=== Extracted records ===
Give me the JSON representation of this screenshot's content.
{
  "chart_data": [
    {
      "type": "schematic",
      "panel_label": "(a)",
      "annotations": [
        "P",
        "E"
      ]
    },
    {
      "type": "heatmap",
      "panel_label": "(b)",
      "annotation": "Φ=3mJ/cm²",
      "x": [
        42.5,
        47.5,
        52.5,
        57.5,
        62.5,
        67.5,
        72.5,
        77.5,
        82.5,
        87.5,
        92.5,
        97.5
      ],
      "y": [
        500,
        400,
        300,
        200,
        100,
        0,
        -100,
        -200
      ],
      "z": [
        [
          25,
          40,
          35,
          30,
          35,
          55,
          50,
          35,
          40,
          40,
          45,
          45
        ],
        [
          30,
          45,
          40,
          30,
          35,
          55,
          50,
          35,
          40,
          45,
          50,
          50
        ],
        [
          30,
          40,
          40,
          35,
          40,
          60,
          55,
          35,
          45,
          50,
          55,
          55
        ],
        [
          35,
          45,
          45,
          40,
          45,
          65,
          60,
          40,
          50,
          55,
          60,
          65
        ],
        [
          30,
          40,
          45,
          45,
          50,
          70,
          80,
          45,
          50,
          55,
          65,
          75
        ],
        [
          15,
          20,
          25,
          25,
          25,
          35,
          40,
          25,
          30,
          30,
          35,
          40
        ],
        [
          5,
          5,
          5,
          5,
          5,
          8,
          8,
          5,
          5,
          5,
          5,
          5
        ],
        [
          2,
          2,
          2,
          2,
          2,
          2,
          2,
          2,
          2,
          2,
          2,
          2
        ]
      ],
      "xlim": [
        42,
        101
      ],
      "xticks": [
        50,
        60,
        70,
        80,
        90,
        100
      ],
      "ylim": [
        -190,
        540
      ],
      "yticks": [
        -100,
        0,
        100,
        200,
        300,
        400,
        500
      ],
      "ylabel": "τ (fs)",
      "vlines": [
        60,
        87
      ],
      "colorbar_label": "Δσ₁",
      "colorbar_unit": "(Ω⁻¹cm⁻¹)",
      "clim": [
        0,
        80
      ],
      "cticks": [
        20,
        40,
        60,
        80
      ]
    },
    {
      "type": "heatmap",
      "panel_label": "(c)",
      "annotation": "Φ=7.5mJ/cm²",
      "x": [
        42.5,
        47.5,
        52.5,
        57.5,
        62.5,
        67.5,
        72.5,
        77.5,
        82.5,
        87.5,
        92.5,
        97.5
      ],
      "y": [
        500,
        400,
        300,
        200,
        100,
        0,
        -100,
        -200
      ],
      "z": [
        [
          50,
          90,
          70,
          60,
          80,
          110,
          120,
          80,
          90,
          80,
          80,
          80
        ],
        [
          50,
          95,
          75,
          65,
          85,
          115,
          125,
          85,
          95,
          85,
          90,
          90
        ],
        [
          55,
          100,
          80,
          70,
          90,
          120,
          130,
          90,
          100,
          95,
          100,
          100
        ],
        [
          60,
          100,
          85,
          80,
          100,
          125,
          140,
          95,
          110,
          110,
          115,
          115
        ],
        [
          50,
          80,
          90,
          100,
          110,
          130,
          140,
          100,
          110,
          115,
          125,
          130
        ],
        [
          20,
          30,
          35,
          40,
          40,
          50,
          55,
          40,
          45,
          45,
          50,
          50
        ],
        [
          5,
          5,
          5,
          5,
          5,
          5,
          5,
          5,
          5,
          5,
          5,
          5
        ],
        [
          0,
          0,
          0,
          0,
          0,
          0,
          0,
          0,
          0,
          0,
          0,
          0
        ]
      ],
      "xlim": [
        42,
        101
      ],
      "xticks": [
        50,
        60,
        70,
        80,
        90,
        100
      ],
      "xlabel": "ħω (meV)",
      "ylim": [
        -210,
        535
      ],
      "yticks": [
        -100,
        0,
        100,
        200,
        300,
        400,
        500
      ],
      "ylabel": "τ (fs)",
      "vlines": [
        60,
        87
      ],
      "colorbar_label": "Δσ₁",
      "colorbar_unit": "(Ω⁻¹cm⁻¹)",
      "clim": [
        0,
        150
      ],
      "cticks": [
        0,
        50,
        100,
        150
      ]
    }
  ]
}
===
Task objective
From the records above, extract everything verbatim.

Full solution
Give me the JSON representation of this screenshot's content.
{
  "chart_data": [
    {
      "type": "schematic",
      "panel_label": "(a)",
      "annotations": [
        "P",
        "E"
      ]
    },
    {
      "type": "heatmap",
      "panel_label": "(b)",
      "annotation": "Φ=3mJ/cm²",
      "x": [
        42.5,
        47.5,
        52.5,
        57.5,
        62.5,
        67.5,
        72.5,
        77.5,
        82.5,
        87.5,
        92.5,
        97.5
      ],
      "y": [
        500,
        400,
        300,
        200,
        100,
        0,
        -100,
        -200
      ],
      "z": [
        [
          25,
          40,
          35,
          30,
          35,
          55,
          50,
          35,
          40,
          40,
          45,
          45
        ],
        [
          30,
          45,
          40,
          30,
          35,
          55,
          50,
          35,
          40,
          45,
          50,
          50
        ],
        [
          30,
          40,
          40,
          35,
          40,
          60,
          55,
          35,
          45,
          50,
          55,
          55
        ],
        [
          35,
          45,
          45,
          40,
          45,
          65,
          60,
          40,
          50,
          55,
          60,
          65
        ],
        [
          30,
          40,
          45,
          45,
          50,
          70,
          80,
          45,
          50,
          55,
          65,
          75
        ],
        [
          15,
          20,
          25,
          25,
          25,
          35,
          40,
          25,
          30,
          30,
          35,
          40
        ],
        [
          5,
          5,
          5,
          5,
          5,
          8,
          8,
          5,
          5,
          5,
          5,
          5
        ],
        [
          2,
          2,
          2,
          2,
          2,
          2,
          2,
          2,
          2,
          2,
          2,
          2
        ]
      ],
      "xlim": [
        42,
        101
      ],
      "xticks": [
        50,
        60,
        70,
        80,
        90,
        100
      ],
      "ylim": [
        -190,
        540
      ],
      "yticks": [
        -100,
        0,
        100,
        200,
        300,
        400,
        500
      ],
      "ylabel": "τ (fs)",
      "vlines": [
        60,
        87
      ],
      "colorbar_label": "Δσ₁",
      "colorbar_unit": "(Ω⁻¹cm⁻¹)",
      "clim": [
        0,
        80
      ],
      "cticks": [
        20,
        40,
        60,
        80
      ]
    },
    {
      "type": "heatmap",
      "panel_label": "(c)",
      "annotation": "Φ=7.5mJ/cm²",
      "x": [
        42.5,
        47.5,
        52.5,
        57.5,
        62.5,
        67.5,
        72.5,
        77.5,
        82.5,
        87.5,
        92.5,
        97.5
      ],
      "y": [
        500,
        400,
        300,
        200,
        100,
        0,
        -100,
        -200
      ],
      "z": [
        [
          50,
          90,
          70,
          60,
          80,
          110,
          120,
          80,
          90,
          80,
          80,
          80
        ],
        [
          50,
          95,
          75,
          65,
          85,
          115,
          125,
          85,
          95,
          85,
          90,
          90
        ],
        [
          55,
          100,
          80,
          70,
          90,
          120,
          130,
          90,
          100,
          95,
          100,
          100
        ],
        [
          60,
          100,
          85,
          80,
          100,
          125,
          140,
          95,
          110,
          110,
          115,
          115
        ],
        [
          50,
          80,
          90,
          100,
          110,
          130,
          140,
          100,
          110,
          115,
          125,
          130
        ],
        [
          20,
          30,
          35,
          40,
          40,
          50,
          55,
          40,
          45,
          45,
          50,
          50
        ],
        [
          5,
          5,
          5,
          5,
          5,
          5,
          5,
          5,
          5,
          5,
          5,
          5
        ],
        [
          0,
          0,
          0,
          0,
          0,
          0,
          0,
          0,
          0,
          0,
          0,
          0
        ]
      ],
      "xlim": [
        42,
        101
      ],
      "xticks": [
        50,
        60,
        70,
        80,
        90,
        100
      ],
      "xlabel": "ħω (meV)",
      "ylim": [
        -210,
        535
      ],
      "yticks": [
        -100,
        0,
        100,
        200,
        300,
        400,
        500
      ],
      "ylabel": "τ (fs)",
      "vlines": [
        60,
        87
      ],
      "colorbar_label": "Δσ₁",
      "colorbar_unit": "(Ω⁻¹cm⁻¹)",
      "clim": [
        0,
        150
      ],
      "cticks": [
        0,
        50,
        100,
        150
      ]
    }
  ]
}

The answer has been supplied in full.